Where a line holds "queen", copy it.
— Start —
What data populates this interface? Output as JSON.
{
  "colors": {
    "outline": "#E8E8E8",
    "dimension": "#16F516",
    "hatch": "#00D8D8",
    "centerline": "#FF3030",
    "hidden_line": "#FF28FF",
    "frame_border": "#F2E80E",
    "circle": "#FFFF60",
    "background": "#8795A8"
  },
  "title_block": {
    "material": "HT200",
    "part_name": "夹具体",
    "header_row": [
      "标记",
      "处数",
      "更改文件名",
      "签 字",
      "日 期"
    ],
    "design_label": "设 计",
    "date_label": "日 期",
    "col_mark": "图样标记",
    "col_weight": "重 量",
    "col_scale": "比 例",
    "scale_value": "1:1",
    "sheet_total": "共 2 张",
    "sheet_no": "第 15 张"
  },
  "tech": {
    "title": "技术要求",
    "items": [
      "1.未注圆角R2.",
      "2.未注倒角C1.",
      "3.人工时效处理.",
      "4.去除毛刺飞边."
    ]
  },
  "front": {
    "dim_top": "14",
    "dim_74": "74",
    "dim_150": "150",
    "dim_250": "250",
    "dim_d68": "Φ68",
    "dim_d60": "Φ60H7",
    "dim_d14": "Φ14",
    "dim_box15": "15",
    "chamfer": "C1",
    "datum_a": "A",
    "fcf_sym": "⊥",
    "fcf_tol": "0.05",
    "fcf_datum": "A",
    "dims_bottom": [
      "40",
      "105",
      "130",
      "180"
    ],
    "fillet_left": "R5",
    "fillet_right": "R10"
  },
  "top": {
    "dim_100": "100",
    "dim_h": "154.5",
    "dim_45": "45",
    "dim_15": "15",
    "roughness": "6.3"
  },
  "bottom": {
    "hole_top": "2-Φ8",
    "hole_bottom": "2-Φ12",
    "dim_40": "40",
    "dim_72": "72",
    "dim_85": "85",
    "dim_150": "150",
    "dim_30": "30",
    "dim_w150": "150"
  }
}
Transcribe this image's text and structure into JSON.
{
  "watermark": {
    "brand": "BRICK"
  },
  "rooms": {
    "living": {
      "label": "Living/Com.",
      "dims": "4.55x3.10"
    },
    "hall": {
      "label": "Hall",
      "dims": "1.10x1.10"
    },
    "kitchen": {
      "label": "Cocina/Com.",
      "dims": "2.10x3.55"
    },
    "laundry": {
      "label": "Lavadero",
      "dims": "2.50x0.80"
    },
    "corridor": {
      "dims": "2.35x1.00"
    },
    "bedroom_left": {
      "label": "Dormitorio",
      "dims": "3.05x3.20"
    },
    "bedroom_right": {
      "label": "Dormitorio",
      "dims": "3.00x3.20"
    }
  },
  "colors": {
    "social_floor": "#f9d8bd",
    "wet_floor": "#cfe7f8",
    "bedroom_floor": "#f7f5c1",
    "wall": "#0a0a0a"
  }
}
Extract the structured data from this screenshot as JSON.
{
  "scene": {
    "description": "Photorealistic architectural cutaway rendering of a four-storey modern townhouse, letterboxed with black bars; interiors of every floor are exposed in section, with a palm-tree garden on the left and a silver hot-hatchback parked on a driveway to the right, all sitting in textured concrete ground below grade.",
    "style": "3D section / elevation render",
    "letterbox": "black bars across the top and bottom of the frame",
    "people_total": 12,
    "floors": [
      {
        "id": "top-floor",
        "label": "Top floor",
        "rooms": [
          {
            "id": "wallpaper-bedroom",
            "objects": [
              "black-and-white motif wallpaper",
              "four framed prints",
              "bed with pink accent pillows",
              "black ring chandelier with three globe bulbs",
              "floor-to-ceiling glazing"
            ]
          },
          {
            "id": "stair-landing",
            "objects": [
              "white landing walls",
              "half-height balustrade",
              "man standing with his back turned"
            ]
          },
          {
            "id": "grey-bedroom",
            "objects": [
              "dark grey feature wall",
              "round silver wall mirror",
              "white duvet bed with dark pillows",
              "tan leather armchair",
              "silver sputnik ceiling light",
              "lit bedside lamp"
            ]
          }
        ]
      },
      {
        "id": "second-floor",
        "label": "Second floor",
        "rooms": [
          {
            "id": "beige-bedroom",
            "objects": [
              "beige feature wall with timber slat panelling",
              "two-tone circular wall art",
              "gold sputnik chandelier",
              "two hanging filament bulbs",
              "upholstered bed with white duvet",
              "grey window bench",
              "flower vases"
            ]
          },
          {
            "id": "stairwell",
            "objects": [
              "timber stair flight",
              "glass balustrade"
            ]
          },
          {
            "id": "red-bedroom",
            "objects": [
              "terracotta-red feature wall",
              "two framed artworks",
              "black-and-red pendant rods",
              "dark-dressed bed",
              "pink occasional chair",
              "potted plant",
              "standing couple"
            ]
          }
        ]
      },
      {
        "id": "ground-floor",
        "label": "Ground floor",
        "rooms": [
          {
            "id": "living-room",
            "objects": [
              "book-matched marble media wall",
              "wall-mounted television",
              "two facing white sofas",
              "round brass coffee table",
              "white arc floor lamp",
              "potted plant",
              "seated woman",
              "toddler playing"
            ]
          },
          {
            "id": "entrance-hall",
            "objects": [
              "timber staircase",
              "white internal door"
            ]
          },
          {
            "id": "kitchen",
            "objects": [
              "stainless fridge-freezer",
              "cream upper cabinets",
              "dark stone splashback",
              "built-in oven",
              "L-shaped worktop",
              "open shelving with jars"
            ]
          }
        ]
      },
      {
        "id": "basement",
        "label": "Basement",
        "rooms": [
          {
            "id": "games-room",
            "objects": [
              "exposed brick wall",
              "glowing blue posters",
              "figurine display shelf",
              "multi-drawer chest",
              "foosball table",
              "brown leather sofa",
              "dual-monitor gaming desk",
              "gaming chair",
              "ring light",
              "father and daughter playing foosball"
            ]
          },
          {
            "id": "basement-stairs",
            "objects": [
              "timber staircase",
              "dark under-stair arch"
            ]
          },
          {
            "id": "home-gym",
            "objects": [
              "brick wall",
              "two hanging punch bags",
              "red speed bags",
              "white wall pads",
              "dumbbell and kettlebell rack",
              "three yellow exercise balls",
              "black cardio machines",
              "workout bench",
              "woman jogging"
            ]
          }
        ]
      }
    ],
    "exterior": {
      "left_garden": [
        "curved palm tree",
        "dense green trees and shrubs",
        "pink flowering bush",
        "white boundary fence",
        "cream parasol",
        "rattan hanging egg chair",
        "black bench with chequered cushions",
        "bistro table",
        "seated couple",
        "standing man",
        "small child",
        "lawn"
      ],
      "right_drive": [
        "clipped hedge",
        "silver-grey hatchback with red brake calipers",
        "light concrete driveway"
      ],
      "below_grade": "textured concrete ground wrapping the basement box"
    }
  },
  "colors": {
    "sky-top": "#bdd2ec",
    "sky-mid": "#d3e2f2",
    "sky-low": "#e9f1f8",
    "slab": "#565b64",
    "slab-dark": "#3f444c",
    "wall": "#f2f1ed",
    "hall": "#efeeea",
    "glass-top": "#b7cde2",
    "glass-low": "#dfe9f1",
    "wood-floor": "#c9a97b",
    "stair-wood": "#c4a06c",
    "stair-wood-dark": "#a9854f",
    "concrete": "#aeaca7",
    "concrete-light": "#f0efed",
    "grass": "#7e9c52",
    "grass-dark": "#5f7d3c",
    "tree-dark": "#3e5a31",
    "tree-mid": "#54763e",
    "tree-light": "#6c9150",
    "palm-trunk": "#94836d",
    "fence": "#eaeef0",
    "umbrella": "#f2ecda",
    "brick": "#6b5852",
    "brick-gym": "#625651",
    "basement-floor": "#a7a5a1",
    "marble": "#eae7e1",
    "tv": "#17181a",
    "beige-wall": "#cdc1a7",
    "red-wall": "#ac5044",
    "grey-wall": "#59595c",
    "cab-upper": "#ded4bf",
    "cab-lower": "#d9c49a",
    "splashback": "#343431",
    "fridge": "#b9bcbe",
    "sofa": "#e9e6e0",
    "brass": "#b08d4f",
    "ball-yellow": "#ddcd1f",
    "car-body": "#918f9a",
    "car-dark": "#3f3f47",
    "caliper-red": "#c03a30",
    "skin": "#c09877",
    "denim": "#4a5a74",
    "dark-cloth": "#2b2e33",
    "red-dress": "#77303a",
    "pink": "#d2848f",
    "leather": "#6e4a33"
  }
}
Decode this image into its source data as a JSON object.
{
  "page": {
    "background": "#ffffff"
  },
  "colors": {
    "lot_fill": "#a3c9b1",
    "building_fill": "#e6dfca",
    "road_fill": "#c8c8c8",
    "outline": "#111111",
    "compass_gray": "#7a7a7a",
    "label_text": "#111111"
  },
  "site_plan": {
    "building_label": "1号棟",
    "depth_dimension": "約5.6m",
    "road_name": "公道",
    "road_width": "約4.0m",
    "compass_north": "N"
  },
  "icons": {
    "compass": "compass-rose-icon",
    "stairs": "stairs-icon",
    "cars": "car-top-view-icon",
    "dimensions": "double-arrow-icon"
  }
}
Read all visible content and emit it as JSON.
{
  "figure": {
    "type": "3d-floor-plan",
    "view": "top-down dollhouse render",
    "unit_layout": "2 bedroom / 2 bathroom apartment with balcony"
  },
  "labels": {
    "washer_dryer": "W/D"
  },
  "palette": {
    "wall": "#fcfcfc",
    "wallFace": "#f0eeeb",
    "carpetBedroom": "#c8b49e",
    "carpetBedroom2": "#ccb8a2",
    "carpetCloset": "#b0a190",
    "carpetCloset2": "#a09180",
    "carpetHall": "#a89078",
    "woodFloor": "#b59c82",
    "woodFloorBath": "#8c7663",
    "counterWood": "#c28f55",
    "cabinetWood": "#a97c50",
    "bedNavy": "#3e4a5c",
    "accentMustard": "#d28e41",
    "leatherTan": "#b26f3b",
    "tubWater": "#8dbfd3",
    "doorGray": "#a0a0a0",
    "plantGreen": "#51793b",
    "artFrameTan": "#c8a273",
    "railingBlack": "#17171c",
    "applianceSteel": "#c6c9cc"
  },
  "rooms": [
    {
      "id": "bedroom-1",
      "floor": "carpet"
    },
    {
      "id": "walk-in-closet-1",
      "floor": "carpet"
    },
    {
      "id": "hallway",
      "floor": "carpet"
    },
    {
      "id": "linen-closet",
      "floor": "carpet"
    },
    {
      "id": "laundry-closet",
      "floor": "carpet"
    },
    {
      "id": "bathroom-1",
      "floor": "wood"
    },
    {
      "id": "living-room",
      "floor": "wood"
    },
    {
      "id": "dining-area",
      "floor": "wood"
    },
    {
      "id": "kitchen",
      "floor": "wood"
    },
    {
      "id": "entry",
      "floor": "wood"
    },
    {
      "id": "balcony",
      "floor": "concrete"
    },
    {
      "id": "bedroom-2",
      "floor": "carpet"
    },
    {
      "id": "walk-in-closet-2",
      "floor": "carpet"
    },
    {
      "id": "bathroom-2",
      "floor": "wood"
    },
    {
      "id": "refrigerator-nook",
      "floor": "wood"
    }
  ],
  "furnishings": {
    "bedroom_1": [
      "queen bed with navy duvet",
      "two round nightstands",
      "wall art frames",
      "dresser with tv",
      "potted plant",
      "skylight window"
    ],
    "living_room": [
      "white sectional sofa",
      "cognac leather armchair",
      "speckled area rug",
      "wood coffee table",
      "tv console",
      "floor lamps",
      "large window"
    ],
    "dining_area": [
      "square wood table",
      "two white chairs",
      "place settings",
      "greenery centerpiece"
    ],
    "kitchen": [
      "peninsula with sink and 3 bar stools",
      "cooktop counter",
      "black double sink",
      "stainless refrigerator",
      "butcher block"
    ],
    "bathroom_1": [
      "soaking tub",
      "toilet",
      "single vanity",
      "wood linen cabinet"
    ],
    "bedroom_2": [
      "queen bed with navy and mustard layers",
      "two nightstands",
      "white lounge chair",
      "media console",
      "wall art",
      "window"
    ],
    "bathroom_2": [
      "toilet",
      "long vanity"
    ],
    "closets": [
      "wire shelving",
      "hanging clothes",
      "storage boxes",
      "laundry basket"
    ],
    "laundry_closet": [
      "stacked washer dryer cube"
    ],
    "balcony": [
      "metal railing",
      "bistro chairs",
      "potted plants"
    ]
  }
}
— End —
### Full solution
      "queen bed with navy duvet",
      "queen bed with navy and mustard layers",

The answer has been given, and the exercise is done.